Work required
Transcribe each record exactly. Include every one.

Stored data
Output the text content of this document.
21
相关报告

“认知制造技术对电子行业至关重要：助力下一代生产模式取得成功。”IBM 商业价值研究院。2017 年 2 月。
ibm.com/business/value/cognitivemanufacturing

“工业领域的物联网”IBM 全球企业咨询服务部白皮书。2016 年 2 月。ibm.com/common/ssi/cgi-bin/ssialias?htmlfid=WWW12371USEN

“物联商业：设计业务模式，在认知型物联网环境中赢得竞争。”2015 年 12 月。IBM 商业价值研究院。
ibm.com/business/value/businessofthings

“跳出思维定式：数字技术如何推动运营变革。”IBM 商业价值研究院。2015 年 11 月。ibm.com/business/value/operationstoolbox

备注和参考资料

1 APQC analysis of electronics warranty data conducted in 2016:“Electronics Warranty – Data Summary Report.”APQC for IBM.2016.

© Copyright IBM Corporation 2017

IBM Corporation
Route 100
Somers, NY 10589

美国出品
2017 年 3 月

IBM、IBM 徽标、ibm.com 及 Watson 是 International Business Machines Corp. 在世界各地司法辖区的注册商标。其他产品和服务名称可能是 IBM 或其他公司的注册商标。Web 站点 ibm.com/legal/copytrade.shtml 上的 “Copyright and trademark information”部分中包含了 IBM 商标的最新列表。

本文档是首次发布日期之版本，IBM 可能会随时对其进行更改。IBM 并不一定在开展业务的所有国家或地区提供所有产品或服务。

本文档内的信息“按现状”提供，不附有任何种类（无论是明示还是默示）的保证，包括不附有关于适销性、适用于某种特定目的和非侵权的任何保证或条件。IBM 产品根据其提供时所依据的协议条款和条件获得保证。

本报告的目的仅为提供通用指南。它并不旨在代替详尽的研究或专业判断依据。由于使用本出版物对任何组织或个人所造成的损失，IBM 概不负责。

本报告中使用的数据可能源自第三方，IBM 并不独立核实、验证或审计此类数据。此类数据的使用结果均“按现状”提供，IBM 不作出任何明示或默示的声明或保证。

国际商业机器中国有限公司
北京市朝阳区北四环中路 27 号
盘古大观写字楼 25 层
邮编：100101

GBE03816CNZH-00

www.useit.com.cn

The completed task
Output the text content of this document.
21
相关报告

“认知制造技术对电子行业至关重要：助力下一代生产模式取得成功。”IBM 商业价值研究院。2017 年 2 月。
ibm.com/business/value/cognitivemanufacturing

“工业领域的物联网”IBM 全球企业咨询服务部白皮书。2016 年 2 月。ibm.com/common/ssi/cgi-bin/ssialias?htmlfid=WWW12371USEN

“物联商业：设计业务模式，在认知型物联网环境中赢得竞争。”2015 年 12 月。IBM 商业价值研究院。
ibm.com/business/value/businessofthings

“跳出思维定式：数字技术如何推动运营变革。”IBM 商业价值研究院。2015 年 11 月。ibm.com/business/value/operationstoolbox

备注和参考资料

1 APQC analysis of electronics warranty data conducted in 2016:“Electronics Warranty – Data Summary Report.”APQC for IBM.2016.

© Copyright IBM Corporation 2017

IBM Corporation
Route 100
Somers, NY 10589

美国出品
2017 年 3 月

IBM、IBM 徽标、ibm.com 及 Watson 是 International Business Machines Corp. 在世界各地司法辖区的注册商标。其他产品和服务名称可能是 IBM 或其他公司的注册商标。Web 站点 ibm.com/legal/copytrade.shtml 上的 “Copyright and trademark information”部分中包含了 IBM 商标的最新列表。

本文档是首次发布日期之版本，IBM 可能会随时对其进行更改。IBM 并不一定在开展业务的所有国家或地区提供所有产品或服务。

本文档内的信息“按现状”提供，不附有任何种类（无论是明示还是默示）的保证，包括不附有关于适销性、适用于某种特定目的和非侵权的任何保证或条件。IBM 产品根据其提供时所依据的协议条款和条件获得保证。

本报告的目的仅为提供通用指南。它并不旨在代替详尽的研究或专业判断依据。由于使用本出版物对任何组织或个人所造成的损失，IBM 概不负责。

本报告中使用的数据可能源自第三方，IBM 并不独立核实、验证或审计此类数据。此类数据的使用结果均“按现状”提供，IBM 不作出任何明示或默示的声明或保证。

国际商业机器中国有限公司
北京市朝阳区北四环中路 27 号
盘古大观写字楼 25 层
邮编：100101

GBE03816CNZH-00

www.useit.com.cn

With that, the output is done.